### TASK STATEMENT
Below is a listing; write it out exactly and drop any images from it.

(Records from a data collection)
━━━━━━━━━━━━━━━━━━━━
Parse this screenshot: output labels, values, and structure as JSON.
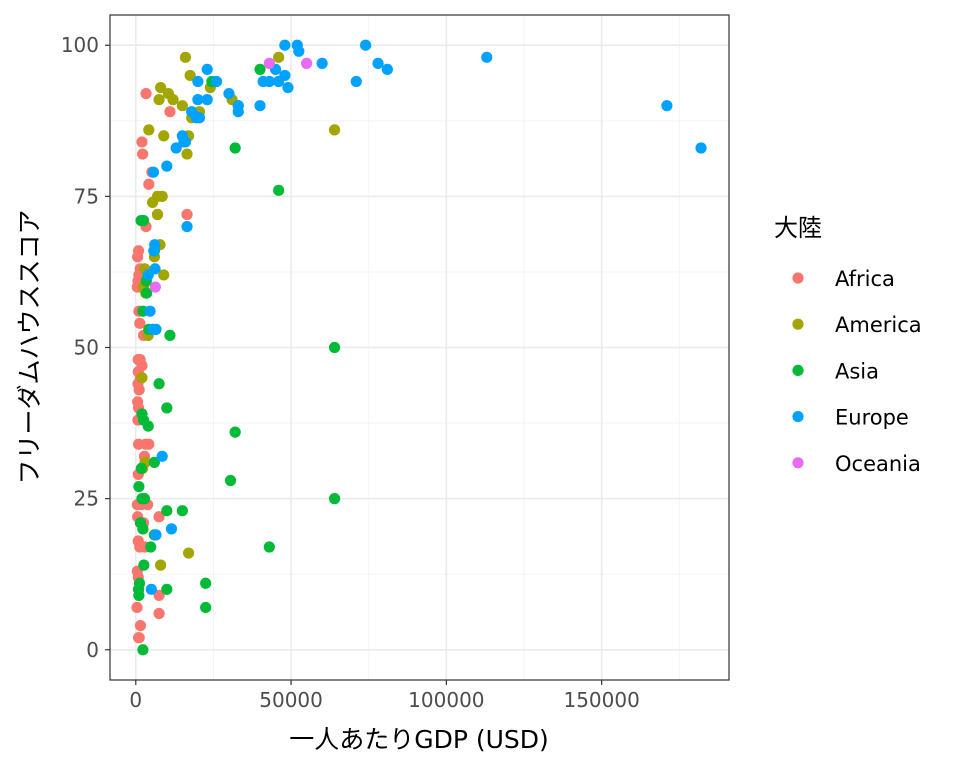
{
  "chart_data": {
    "type": "scatter",
    "title": "",
    "xlabel": "一人あたりGDP (USD)",
    "ylabel": "フリーダムハウススコア",
    "xlim": [
      -8300,
      191000
    ],
    "ylim": [
      -5,
      105
    ],
    "x_ticks": [
      0,
      50000,
      100000,
      150000
    ],
    "x_tick_labels": [
      "0",
      "50000",
      "100000",
      "150000"
    ],
    "y_ticks": [
      0,
      25,
      50,
      75,
      100
    ],
    "y_tick_labels": [
      "0",
      "25",
      "50",
      "75",
      "100"
    ],
    "grid": true,
    "legend": {
      "title": "大陸",
      "position": "right"
    },
    "series": [
      {
        "name": "Africa",
        "color": "#F8766D",
        "points": [
          [
            3300,
            92
          ],
          [
            11000,
            89
          ],
          [
            2000,
            84
          ],
          [
            2200,
            82
          ],
          [
            4200,
            77
          ],
          [
            5200,
            79
          ],
          [
            16500,
            72
          ],
          [
            7000,
            72
          ],
          [
            3300,
            70
          ],
          [
            900,
            66
          ],
          [
            600,
            65
          ],
          [
            1400,
            63
          ],
          [
            1000,
            62
          ],
          [
            2800,
            62
          ],
          [
            700,
            61
          ],
          [
            1200,
            60
          ],
          [
            500,
            60
          ],
          [
            1000,
            56
          ],
          [
            1300,
            54
          ],
          [
            2500,
            52
          ],
          [
            1400,
            48
          ],
          [
            800,
            48
          ],
          [
            2000,
            47
          ],
          [
            800,
            46
          ],
          [
            1500,
            45
          ],
          [
            700,
            44
          ],
          [
            1100,
            43
          ],
          [
            600,
            41
          ],
          [
            900,
            40
          ],
          [
            700,
            38
          ],
          [
            900,
            34
          ],
          [
            3200,
            34
          ],
          [
            4200,
            34
          ],
          [
            2800,
            32
          ],
          [
            3000,
            31
          ],
          [
            800,
            29
          ],
          [
            500,
            24
          ],
          [
            1700,
            24
          ],
          [
            3800,
            24
          ],
          [
            600,
            22
          ],
          [
            7500,
            22
          ],
          [
            2500,
            21
          ],
          [
            2300,
            20
          ],
          [
            800,
            18
          ],
          [
            1300,
            17
          ],
          [
            3000,
            17
          ],
          [
            500,
            13
          ],
          [
            800,
            12
          ],
          [
            900,
            10
          ],
          [
            400,
            7
          ],
          [
            7500,
            9
          ],
          [
            7500,
            6
          ],
          [
            1500,
            4
          ],
          [
            900,
            2
          ],
          [
            1100,
            2
          ]
        ]
      },
      {
        "name": "America",
        "color": "#A3A500",
        "points": [
          [
            16000,
            98
          ],
          [
            46000,
            98
          ],
          [
            17500,
            95
          ],
          [
            15000,
            90
          ],
          [
            7500,
            91
          ],
          [
            8000,
            93
          ],
          [
            10500,
            92
          ],
          [
            12000,
            91
          ],
          [
            20500,
            89
          ],
          [
            24000,
            93
          ],
          [
            18000,
            88
          ],
          [
            4200,
            86
          ],
          [
            9000,
            85
          ],
          [
            17000,
            85
          ],
          [
            16500,
            82
          ],
          [
            64000,
            86
          ],
          [
            7000,
            75
          ],
          [
            8500,
            75
          ],
          [
            5400,
            74
          ],
          [
            7000,
            72
          ],
          [
            7800,
            67
          ],
          [
            6000,
            65
          ],
          [
            2900,
            63
          ],
          [
            9000,
            62
          ],
          [
            3800,
            62
          ],
          [
            2500,
            60
          ],
          [
            3200,
            59
          ],
          [
            4000,
            52
          ],
          [
            2000,
            45
          ],
          [
            3000,
            31
          ],
          [
            2200,
            30
          ],
          [
            17000,
            16
          ],
          [
            8000,
            14
          ],
          [
            31000,
            91
          ],
          [
            33000,
            90
          ]
        ]
      },
      {
        "name": "Asia",
        "color": "#00BA38",
        "points": [
          [
            40000,
            96
          ],
          [
            32000,
            83
          ],
          [
            46000,
            76
          ],
          [
            1700,
            71
          ],
          [
            2500,
            71
          ],
          [
            6000,
            66
          ],
          [
            3400,
            61
          ],
          [
            3500,
            59
          ],
          [
            2300,
            56
          ],
          [
            4200,
            53
          ],
          [
            11000,
            52
          ],
          [
            64000,
            50
          ],
          [
            7500,
            44
          ],
          [
            2000,
            39
          ],
          [
            2500,
            38
          ],
          [
            10000,
            40
          ],
          [
            4000,
            37
          ],
          [
            32000,
            36
          ],
          [
            6000,
            31
          ],
          [
            1800,
            30
          ],
          [
            30500,
            28
          ],
          [
            64000,
            25
          ],
          [
            2000,
            25
          ],
          [
            2800,
            25
          ],
          [
            10000,
            23
          ],
          [
            15000,
            23
          ],
          [
            1500,
            21
          ],
          [
            2300,
            20
          ],
          [
            6000,
            19
          ],
          [
            4800,
            17
          ],
          [
            43000,
            17
          ],
          [
            2600,
            14
          ],
          [
            22500,
            11
          ],
          [
            1200,
            11
          ],
          [
            10000,
            10
          ],
          [
            900,
            10
          ],
          [
            1000,
            9
          ],
          [
            22500,
            7
          ],
          [
            2300,
            0
          ],
          [
            1000,
            27
          ],
          [
            24500,
            94
          ]
        ]
      },
      {
        "name": "Europe",
        "color": "#00A2FF",
        "points": [
          [
            48000,
            100
          ],
          [
            52000,
            100
          ],
          [
            74000,
            100
          ],
          [
            113000,
            98
          ],
          [
            52500,
            99
          ],
          [
            60000,
            97
          ],
          [
            78000,
            97
          ],
          [
            81000,
            96
          ],
          [
            45000,
            96
          ],
          [
            48000,
            95
          ],
          [
            23000,
            96
          ],
          [
            71000,
            94
          ],
          [
            20000,
            94
          ],
          [
            26000,
            94
          ],
          [
            41000,
            94
          ],
          [
            43000,
            94
          ],
          [
            46000,
            94
          ],
          [
            49000,
            93
          ],
          [
            30000,
            92
          ],
          [
            20000,
            91
          ],
          [
            23000,
            91
          ],
          [
            40000,
            90
          ],
          [
            33000,
            90
          ],
          [
            33000,
            89
          ],
          [
            171000,
            90
          ],
          [
            18000,
            89
          ],
          [
            19500,
            88
          ],
          [
            20500,
            88
          ],
          [
            15000,
            85
          ],
          [
            15500,
            84
          ],
          [
            16000,
            84
          ],
          [
            13000,
            83
          ],
          [
            182000,
            83
          ],
          [
            10000,
            80
          ],
          [
            5700,
            79
          ],
          [
            16500,
            70
          ],
          [
            6100,
            67
          ],
          [
            5800,
            66
          ],
          [
            6200,
            63
          ],
          [
            4000,
            62
          ],
          [
            4600,
            56
          ],
          [
            5500,
            53
          ],
          [
            6500,
            53
          ],
          [
            8500,
            32
          ],
          [
            11500,
            20
          ],
          [
            6500,
            19
          ],
          [
            5000,
            10
          ]
        ]
      },
      {
        "name": "Oceania",
        "color": "#E76BF3",
        "points": [
          [
            43000,
            97
          ],
          [
            55000,
            97
          ],
          [
            6300,
            60
          ]
        ]
      }
    ]
  }
}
━━━━━━━━━━━━━━━━━━━━
### REPLY
Parse this screenshot: output labels, values, and structure as JSON.
{
  "chart_data": {
    "type": "scatter",
    "title": "",
    "xlabel": "一人あたりGDP (USD)",
    "ylabel": "フリーダムハウススコア",
    "xlim": [
      -8300,
      191000
    ],
    "ylim": [
      -5,
      105
    ],
    "x_ticks": [
      0,
      50000,
      100000,
      150000
    ],
    "x_tick_labels": [
      "0",
      "50000",
      "100000",
      "150000"
    ],
    "y_ticks": [
      0,
      25,
      50,
      75,
      100
    ],
    "y_tick_labels": [
      "0",
      "25",
      "50",
      "75",
      "100"
    ],
    "grid": true,
    "legend": {
      "title": "大陸",
      "position": "right"
    },
    "series": [
      {
        "name": "Africa",
        "color": "#F8766D",
        "points": [
          [
            3300,
            92
          ],
          [
            11000,
            89
          ],
          [
            2000,
            84
          ],
          [
            2200,
            82
          ],
          [
            4200,
            77
          ],
          [
            5200,
            79
          ],
          [
            16500,
            72
          ],
          [
            7000,
            72
          ],
          [
            3300,
            70
          ],
          [
            900,
            66
          ],
          [
            600,
            65
          ],
          [
            1400,
            63
          ],
          [
            1000,
            62
          ],
          [
            2800,
            62
          ],
          [
            700,
            61
          ],
          [
            1200,
            60
          ],
          [
            500,
            60
          ],
          [
            1000,
            56
          ],
          [
            1300,
            54
          ],
          [
            2500,
            52
          ],
          [
            1400,
            48
          ],
          [
            800,
            48
          ],
          [
            2000,
            47
          ],
          [
            800,
            46
          ],
          [
            1500,
            45
          ],
          [
            700,
            44
          ],
          [
            1100,
            43
          ],
          [
            600,
            41
          ],
          [
            900,
            40
          ],
          [
            700,
            38
          ],
          [
            900,
            34
          ],
          [
            3200,
            34
          ],
          [
            4200,
            34
          ],
          [
            2800,
            32
          ],
          [
            3000,
            31
          ],
          [
            800,
            29
          ],
          [
            500,
            24
          ],
          [
            1700,
            24
          ],
          [
            3800,
            24
          ],
          [
            600,
            22
          ],
          [
            7500,
            22
          ],
          [
            2500,
            21
          ],
          [
            2300,
            20
          ],
          [
            800,
            18
          ],
          [
            1300,
            17
          ],
          [
            3000,
            17
          ],
          [
            500,
            13
          ],
          [
            800,
            12
          ],
          [
            900,
            10
          ],
          [
            400,
            7
          ],
          [
            7500,
            9
          ],
          [
            7500,
            6
          ],
          [
            1500,
            4
          ],
          [
            900,
            2
          ],
          [
            1100,
            2
          ]
        ]
      },
      {
        "name": "America",
        "color": "#A3A500",
        "points": [
          [
            16000,
            98
          ],
          [
            46000,
            98
          ],
          [
            17500,
            95
          ],
          [
            15000,
            90
          ],
          [
            7500,
            91
          ],
          [
            8000,
            93
          ],
          [
            10500,
            92
          ],
          [
            12000,
            91
          ],
          [
            20500,
            89
          ],
          [
            24000,
            93
          ],
          [
            18000,
            88
          ],
          [
            4200,
            86
          ],
          [
            9000,
            85
          ],
          [
            17000,
            85
          ],
          [
            16500,
            82
          ],
          [
            64000,
            86
          ],
          [
            7000,
            75
          ],
          [
            8500,
            75
          ],
          [
            5400,
            74
          ],
          [
            7000,
            72
          ],
          [
            7800,
            67
          ],
          [
            6000,
            65
          ],
          [
            2900,
            63
          ],
          [
            9000,
            62
          ],
          [
            3800,
            62
          ],
          [
            2500,
            60
          ],
          [
            3200,
            59
          ],
          [
            4000,
            52
          ],
          [
            2000,
            45
          ],
          [
            3000,
            31
          ],
          [
            2200,
            30
          ],
          [
            17000,
            16
          ],
          [
            8000,
            14
          ],
          [
            31000,
            91
          ],
          [
            33000,
            90
          ]
        ]
      },
      {
        "name": "Asia",
        "color": "#00BA38",
        "points": [
          [
            40000,
            96
          ],
          [
            32000,
            83
          ],
          [
            46000,
            76
          ],
          [
            1700,
            71
          ],
          [
            2500,
            71
          ],
          [
            6000,
            66
          ],
          [
            3400,
            61
          ],
          [
            3500,
            59
          ],
          [
            2300,
            56
          ],
          [
            4200,
            53
          ],
          [
            11000,
            52
          ],
          [
            64000,
            50
          ],
          [
            7500,
            44
          ],
          [
            2000,
            39
          ],
          [
            2500,
            38
          ],
          [
            10000,
            40
          ],
          [
            4000,
            37
          ],
          [
            32000,
            36
          ],
          [
            6000,
            31
          ],
          [
            1800,
            30
          ],
          [
            30500,
            28
          ],
          [
            64000,
            25
          ],
          [
            2000,
            25
          ],
          [
            2800,
            25
          ],
          [
            10000,
            23
          ],
          [
            15000,
            23
          ],
          [
            1500,
            21
          ],
          [
            2300,
            20
          ],
          [
            6000,
            19
          ],
          [
            4800,
            17
          ],
          [
            43000,
            17
          ],
          [
            2600,
            14
          ],
          [
            22500,
            11
          ],
          [
            1200,
            11
          ],
          [
            10000,
            10
          ],
          [
            900,
            10
          ],
          [
            1000,
            9
          ],
          [
            22500,
            7
          ],
          [
            2300,
            0
          ],
          [
            1000,
            27
          ],
          [
            24500,
            94
          ]
        ]
      },
      {
        "name": "Europe",
        "color": "#00A2FF",
        "points": [
          [
            48000,
            100
          ],
          [
            52000,
            100
          ],
          [
            74000,
            100
          ],
          [
            113000,
            98
          ],
          [
            52500,
            99
          ],
          [
            60000,
            97
          ],
          [
            78000,
            97
          ],
          [
            81000,
            96
          ],
          [
            45000,
            96
          ],
          [
            48000,
            95
          ],
          [
            23000,
            96
          ],
          [
            71000,
            94
          ],
          [
            20000,
            94
          ],
          [
            26000,
            94
          ],
          [
            41000,
            94
          ],
          [
            43000,
            94
          ],
          [
            46000,
            94
          ],
          [
            49000,
            93
          ],
          [
            30000,
            92
          ],
          [
            20000,
            91
          ],
          [
            23000,
            91
          ],
          [
            40000,
            90
          ],
          [
            33000,
            90
          ],
          [
            33000,
            89
          ],
          [
            171000,
            90
          ],
          [
            18000,
            89
          ],
          [
            19500,
            88
          ],
          [
            20500,
            88
          ],
          [
            15000,
            85
          ],
          [
            15500,
            84
          ],
          [
            16000,
            84
          ],
          [
            13000,
            83
          ],
          [
            182000,
            83
          ],
          [
            10000,
            80
          ],
          [
            5700,
            79
          ],
          [
            16500,
            70
          ],
          [
            6100,
            67
          ],
          [
            5800,
            66
          ],
          [
            6200,
            63
          ],
          [
            4000,
            62
          ],
          [
            4600,
            56
          ],
          [
            5500,
            53
          ],
          [
            6500,
            53
          ],
          [
            8500,
            32
          ],
          [
            11500,
            20
          ],
          [
            6500,
            19
          ],
          [
            5000,
            10
          ]
        ]
      },
      {
        "name": "Oceania",
        "color": "#E76BF3",
        "points": [
          [
            43000,
            97
          ],
          [
            55000,
            97
          ],
          [
            6300,
            60
          ]
        ]
      }
    ]
  }
}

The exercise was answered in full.